### Dataset records
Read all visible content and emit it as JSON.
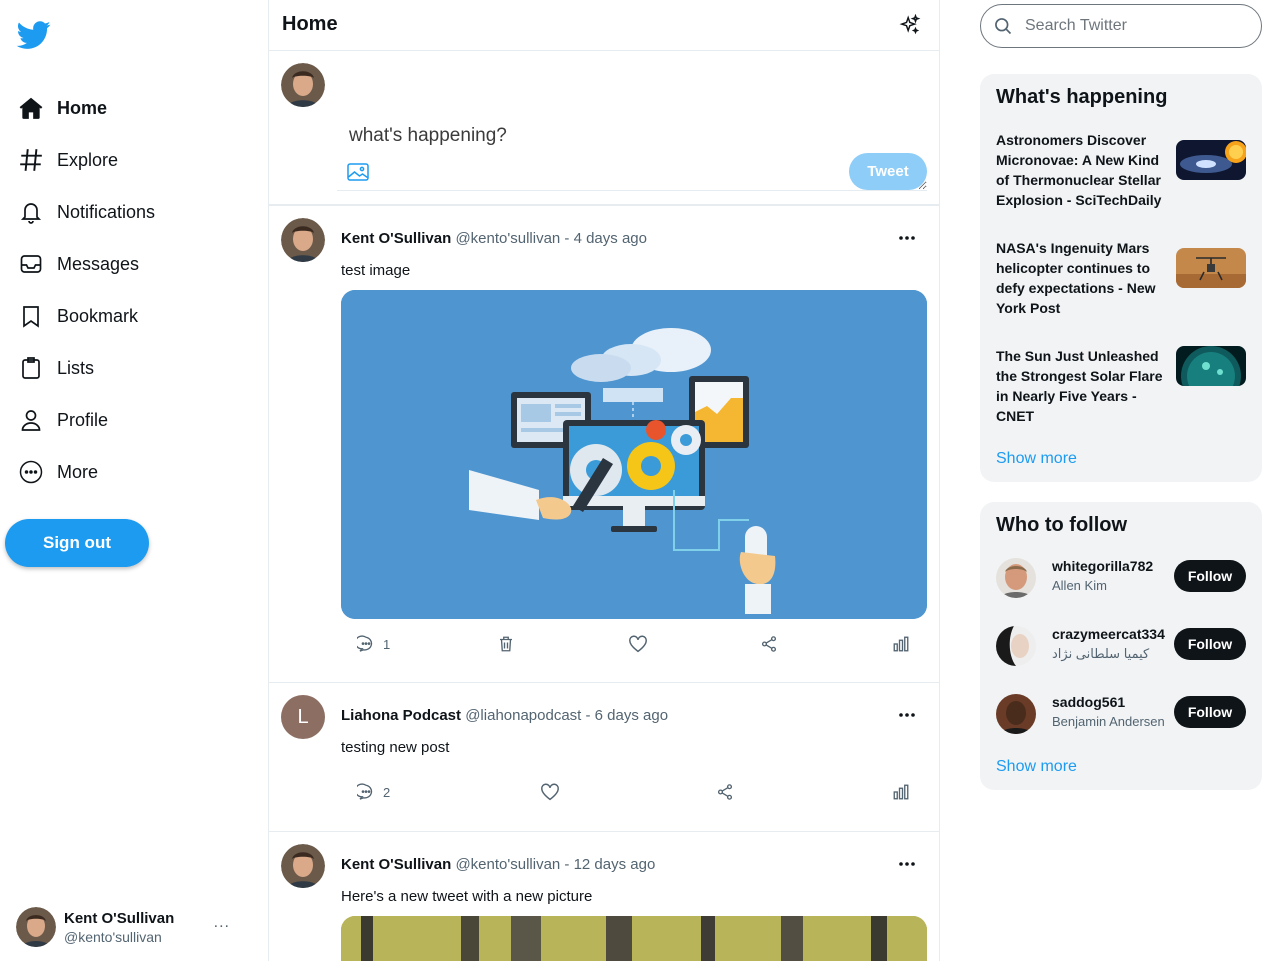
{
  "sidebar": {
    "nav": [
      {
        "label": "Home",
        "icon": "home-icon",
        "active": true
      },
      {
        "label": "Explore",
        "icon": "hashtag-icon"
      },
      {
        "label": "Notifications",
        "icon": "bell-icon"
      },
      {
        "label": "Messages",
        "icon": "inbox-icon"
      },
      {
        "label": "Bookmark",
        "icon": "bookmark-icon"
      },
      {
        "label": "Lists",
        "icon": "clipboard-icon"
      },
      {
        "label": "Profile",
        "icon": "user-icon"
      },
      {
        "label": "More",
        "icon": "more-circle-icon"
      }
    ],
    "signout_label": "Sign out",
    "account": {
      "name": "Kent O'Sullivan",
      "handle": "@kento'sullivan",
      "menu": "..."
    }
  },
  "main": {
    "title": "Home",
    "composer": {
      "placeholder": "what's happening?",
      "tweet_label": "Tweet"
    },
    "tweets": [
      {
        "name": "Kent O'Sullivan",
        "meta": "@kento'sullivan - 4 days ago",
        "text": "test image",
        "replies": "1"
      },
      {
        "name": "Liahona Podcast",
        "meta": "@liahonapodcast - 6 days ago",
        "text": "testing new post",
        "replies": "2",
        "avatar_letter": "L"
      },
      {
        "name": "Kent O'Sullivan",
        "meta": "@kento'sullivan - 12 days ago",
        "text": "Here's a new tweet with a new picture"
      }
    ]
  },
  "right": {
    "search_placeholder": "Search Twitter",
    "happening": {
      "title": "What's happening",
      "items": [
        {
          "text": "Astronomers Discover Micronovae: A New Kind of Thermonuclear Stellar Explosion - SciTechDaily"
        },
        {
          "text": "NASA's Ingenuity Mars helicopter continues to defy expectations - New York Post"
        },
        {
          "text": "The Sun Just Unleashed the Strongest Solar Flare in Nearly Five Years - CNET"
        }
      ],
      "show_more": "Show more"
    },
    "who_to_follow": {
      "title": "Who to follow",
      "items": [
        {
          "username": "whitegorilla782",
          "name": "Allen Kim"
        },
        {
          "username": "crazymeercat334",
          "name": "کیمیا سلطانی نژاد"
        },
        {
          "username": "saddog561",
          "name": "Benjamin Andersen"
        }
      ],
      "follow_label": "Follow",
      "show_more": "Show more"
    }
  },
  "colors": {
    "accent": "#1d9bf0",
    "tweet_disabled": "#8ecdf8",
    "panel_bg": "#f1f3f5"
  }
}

### Problem to solve
Print the listing above in full, exactly as written. Omit any pictures.

### Result of this task
Read all visible content and emit it as JSON.
{
  "sidebar": {
    "nav": [
      {
        "label": "Home",
        "icon": "home-icon",
        "active": true
      },
      {
        "label": "Explore",
        "icon": "hashtag-icon"
      },
      {
        "label": "Notifications",
        "icon": "bell-icon"
      },
      {
        "label": "Messages",
        "icon": "inbox-icon"
      },
      {
        "label": "Bookmark",
        "icon": "bookmark-icon"
      },
      {
        "label": "Lists",
        "icon": "clipboard-icon"
      },
      {
        "label": "Profile",
        "icon": "user-icon"
      },
      {
        "label": "More",
        "icon": "more-circle-icon"
      }
    ],
    "signout_label": "Sign out",
    "account": {
      "name": "Kent O'Sullivan",
      "handle": "@kento'sullivan",
      "menu": "..."
    }
  },
  "main": {
    "title": "Home",
    "composer": {
      "placeholder": "what's happening?",
      "tweet_label": "Tweet"
    },
    "tweets": [
      {
        "name": "Kent O'Sullivan",
        "meta": "@kento'sullivan - 4 days ago",
        "text": "test image",
        "replies": "1"
      },
      {
        "name": "Liahona Podcast",
        "meta": "@liahonapodcast - 6 days ago",
        "text": "testing new post",
        "replies": "2",
        "avatar_letter": "L"
      },
      {
        "name": "Kent O'Sullivan",
        "meta": "@kento'sullivan - 12 days ago",
        "text": "Here's a new tweet with a new picture"
      }
    ]
  },
  "right": {
    "search_placeholder": "Search Twitter",
    "happening": {
      "title": "What's happening",
      "items": [
        {
          "text": "Astronomers Discover Micronovae: A New Kind of Thermonuclear Stellar Explosion - SciTechDaily"
        },
        {
          "text": "NASA's Ingenuity Mars helicopter continues to defy expectations - New York Post"
        },
        {
          "text": "The Sun Just Unleashed the Strongest Solar Flare in Nearly Five Years - CNET"
        }
      ],
      "show_more": "Show more"
    },
    "who_to_follow": {
      "title": "Who to follow",
      "items": [
        {
          "username": "whitegorilla782",
          "name": "Allen Kim"
        },
        {
          "username": "crazymeercat334",
          "name": "کیمیا سلطانی نژاد"
        },
        {
          "username": "saddog561",
          "name": "Benjamin Andersen"
        }
      ],
      "follow_label": "Follow",
      "show_more": "Show more"
    }
  },
  "colors": {
    "accent": "#1d9bf0",
    "tweet_disabled": "#8ecdf8",
    "panel_bg": "#f1f3f5"
  }
}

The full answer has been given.